> **SET EXERCISE**:
Go through the listing beneath this task and return every line that carries the string "label".

[Figure contents as structured data]

========================

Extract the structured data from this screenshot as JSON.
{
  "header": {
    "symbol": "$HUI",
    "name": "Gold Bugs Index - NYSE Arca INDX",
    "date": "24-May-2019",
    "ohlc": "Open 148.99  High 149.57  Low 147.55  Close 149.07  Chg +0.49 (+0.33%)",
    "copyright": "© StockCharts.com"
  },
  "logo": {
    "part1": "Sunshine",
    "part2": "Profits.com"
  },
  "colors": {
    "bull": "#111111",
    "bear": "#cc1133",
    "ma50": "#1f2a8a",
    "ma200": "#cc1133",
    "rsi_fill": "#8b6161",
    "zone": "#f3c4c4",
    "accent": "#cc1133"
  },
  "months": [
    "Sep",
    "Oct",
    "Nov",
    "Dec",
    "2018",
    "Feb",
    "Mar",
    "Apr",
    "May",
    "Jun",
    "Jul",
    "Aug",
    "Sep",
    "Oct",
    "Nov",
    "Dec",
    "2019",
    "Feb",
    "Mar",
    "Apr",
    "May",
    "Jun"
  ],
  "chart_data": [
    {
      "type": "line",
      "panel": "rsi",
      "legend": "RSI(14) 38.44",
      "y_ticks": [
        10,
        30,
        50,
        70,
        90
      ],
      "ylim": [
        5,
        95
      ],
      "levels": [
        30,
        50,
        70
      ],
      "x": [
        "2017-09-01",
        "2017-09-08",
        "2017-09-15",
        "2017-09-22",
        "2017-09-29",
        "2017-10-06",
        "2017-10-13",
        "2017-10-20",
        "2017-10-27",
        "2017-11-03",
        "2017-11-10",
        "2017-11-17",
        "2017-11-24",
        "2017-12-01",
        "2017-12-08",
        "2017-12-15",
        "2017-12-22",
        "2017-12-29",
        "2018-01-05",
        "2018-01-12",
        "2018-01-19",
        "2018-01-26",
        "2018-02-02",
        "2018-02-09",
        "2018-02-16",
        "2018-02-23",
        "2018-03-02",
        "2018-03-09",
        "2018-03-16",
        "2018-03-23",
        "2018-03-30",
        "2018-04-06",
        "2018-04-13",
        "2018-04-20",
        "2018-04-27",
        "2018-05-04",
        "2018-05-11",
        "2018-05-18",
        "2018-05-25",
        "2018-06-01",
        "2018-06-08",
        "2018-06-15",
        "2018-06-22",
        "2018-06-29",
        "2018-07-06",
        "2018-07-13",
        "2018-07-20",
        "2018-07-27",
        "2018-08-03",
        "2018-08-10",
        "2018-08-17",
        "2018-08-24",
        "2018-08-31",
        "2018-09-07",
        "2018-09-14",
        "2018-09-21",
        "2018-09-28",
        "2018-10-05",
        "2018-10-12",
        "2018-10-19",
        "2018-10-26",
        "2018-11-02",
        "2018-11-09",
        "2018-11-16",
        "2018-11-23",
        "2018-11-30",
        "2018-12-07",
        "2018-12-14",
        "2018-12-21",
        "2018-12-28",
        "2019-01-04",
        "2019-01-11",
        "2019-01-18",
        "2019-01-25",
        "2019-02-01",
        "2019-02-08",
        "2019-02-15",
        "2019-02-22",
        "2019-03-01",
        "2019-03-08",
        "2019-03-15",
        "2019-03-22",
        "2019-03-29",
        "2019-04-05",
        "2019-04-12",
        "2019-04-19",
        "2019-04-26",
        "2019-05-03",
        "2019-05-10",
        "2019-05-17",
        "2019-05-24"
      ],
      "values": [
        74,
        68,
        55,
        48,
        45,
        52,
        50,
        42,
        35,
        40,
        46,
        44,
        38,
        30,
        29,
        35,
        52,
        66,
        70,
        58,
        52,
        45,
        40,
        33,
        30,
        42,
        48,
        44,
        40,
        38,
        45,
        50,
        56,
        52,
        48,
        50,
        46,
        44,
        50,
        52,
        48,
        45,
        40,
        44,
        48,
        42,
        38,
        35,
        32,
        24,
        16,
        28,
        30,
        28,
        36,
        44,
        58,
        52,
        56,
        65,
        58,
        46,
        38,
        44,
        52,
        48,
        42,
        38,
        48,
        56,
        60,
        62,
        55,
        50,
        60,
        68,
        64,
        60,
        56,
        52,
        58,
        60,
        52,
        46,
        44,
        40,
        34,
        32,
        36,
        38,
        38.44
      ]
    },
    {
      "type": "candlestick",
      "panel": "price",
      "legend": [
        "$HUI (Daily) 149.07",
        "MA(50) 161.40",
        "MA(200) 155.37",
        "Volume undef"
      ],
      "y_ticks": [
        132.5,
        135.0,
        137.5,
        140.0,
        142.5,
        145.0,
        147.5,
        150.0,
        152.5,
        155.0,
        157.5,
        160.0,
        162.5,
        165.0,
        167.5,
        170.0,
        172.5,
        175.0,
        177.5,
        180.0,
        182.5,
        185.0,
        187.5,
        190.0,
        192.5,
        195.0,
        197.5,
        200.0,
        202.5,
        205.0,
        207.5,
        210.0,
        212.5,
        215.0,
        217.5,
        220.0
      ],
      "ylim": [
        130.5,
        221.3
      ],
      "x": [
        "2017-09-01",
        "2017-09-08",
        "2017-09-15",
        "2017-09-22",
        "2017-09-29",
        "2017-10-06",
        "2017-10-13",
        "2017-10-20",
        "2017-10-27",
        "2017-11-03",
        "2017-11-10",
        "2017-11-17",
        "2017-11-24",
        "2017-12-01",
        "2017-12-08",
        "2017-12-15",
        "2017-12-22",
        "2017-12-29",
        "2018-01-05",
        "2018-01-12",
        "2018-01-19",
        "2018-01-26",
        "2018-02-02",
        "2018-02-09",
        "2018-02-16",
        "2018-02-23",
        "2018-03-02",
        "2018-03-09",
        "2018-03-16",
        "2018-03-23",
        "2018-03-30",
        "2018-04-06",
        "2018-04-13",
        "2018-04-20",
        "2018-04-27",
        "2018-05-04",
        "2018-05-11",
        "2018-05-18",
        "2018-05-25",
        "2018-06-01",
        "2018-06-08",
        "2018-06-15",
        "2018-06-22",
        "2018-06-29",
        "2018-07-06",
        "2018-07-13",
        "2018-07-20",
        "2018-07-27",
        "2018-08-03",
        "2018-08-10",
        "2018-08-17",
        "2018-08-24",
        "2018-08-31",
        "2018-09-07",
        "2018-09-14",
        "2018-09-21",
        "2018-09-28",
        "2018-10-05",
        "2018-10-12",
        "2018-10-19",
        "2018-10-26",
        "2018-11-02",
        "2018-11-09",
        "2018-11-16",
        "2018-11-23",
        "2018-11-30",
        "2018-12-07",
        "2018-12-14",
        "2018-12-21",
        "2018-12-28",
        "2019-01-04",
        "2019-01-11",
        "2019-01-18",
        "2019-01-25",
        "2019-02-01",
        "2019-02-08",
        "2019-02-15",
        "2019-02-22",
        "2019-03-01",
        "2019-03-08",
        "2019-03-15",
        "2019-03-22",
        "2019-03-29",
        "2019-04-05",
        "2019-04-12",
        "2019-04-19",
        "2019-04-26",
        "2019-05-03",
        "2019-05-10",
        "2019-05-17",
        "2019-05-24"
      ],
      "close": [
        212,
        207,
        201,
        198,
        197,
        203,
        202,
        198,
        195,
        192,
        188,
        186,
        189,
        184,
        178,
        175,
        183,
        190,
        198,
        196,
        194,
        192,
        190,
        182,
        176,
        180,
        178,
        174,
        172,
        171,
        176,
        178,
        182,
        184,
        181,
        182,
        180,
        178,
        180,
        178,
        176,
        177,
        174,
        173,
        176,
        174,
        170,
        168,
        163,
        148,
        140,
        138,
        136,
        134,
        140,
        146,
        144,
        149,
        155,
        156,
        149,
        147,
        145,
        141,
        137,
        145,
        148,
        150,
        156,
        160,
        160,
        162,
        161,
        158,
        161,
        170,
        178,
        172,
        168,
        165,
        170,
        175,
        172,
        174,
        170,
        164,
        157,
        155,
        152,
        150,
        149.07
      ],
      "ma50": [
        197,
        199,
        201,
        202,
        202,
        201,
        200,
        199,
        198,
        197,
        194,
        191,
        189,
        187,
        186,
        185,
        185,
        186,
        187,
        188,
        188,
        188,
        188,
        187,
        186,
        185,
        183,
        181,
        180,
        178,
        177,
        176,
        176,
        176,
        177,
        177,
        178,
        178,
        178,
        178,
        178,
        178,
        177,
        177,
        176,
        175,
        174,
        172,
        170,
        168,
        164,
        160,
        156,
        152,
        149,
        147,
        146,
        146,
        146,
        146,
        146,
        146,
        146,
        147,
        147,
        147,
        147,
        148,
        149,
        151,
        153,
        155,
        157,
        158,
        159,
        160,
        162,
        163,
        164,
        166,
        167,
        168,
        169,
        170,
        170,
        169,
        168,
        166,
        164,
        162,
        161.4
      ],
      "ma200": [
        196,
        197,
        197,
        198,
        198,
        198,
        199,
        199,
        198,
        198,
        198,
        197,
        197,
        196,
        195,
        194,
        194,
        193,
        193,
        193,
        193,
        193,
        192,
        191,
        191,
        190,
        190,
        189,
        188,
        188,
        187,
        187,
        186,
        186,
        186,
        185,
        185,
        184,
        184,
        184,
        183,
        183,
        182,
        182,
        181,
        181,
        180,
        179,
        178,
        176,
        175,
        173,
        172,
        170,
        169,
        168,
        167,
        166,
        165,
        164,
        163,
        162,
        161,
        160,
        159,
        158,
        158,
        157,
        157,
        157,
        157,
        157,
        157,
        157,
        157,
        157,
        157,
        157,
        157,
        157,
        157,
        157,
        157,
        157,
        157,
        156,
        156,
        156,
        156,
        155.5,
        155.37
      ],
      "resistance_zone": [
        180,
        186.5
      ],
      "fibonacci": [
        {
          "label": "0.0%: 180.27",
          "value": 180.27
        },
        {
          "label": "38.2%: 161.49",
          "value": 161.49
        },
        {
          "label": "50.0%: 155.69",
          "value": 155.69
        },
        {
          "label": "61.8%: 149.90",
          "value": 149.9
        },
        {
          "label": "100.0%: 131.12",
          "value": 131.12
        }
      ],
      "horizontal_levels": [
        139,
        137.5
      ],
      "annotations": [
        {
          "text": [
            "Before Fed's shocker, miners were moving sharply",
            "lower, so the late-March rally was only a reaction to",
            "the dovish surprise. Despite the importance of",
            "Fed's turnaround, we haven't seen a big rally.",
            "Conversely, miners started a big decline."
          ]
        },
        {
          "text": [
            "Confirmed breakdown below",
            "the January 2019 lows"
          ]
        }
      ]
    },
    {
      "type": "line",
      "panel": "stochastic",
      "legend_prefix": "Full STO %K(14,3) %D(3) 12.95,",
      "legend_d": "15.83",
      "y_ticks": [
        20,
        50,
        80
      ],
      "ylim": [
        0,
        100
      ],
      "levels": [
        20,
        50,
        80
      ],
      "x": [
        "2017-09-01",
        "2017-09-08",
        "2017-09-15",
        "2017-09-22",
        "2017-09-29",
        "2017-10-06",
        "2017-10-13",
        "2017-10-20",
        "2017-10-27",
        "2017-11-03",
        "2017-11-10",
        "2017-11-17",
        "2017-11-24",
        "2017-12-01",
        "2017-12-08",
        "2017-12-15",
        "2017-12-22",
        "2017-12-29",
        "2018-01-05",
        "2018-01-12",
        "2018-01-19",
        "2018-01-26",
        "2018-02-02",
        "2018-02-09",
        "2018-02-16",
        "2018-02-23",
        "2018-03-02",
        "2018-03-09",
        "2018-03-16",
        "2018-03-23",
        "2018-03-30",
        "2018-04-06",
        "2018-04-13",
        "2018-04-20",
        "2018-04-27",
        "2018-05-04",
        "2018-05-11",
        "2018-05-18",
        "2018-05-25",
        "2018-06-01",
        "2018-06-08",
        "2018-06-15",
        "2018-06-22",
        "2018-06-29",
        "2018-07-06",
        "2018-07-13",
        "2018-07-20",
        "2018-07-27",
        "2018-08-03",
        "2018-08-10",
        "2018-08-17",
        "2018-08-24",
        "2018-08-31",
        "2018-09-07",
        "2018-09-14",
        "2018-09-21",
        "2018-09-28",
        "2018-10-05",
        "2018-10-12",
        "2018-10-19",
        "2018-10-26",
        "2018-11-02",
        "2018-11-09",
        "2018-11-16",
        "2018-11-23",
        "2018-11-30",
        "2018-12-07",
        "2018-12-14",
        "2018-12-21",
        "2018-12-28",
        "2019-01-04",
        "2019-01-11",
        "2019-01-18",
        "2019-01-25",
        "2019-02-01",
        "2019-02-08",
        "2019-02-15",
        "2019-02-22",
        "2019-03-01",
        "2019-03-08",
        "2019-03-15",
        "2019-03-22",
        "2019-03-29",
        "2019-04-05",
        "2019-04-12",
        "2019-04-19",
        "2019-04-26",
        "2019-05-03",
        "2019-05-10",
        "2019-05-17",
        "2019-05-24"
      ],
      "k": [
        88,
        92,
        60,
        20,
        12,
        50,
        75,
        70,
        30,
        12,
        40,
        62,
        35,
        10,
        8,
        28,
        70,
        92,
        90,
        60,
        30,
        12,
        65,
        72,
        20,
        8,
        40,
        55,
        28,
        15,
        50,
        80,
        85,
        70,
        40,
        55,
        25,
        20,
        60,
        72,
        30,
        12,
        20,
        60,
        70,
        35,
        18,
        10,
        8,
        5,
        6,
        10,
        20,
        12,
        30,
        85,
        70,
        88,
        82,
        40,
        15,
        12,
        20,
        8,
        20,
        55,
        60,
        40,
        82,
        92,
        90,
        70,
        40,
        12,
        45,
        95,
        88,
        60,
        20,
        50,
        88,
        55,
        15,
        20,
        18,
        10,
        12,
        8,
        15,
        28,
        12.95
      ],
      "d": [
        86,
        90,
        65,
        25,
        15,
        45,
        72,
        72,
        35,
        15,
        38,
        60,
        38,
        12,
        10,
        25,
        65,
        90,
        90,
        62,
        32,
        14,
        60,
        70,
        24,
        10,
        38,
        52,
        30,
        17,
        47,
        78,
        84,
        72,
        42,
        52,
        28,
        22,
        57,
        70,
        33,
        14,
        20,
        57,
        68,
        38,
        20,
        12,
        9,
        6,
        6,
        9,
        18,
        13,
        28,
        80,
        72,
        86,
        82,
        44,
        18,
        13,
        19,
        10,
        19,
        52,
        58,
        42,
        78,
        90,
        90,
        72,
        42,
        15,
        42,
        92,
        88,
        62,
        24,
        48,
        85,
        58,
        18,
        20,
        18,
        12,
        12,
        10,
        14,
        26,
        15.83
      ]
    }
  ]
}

========================

> **EXERCISE SOLUTION**:
          "label": "0.0%: 180.27",
          "label": "38.2%: 161.49",
          "label": "50.0%: 155.69",
          "label": "61.8%: 149.90",
          "label": "100.0%: 131.12",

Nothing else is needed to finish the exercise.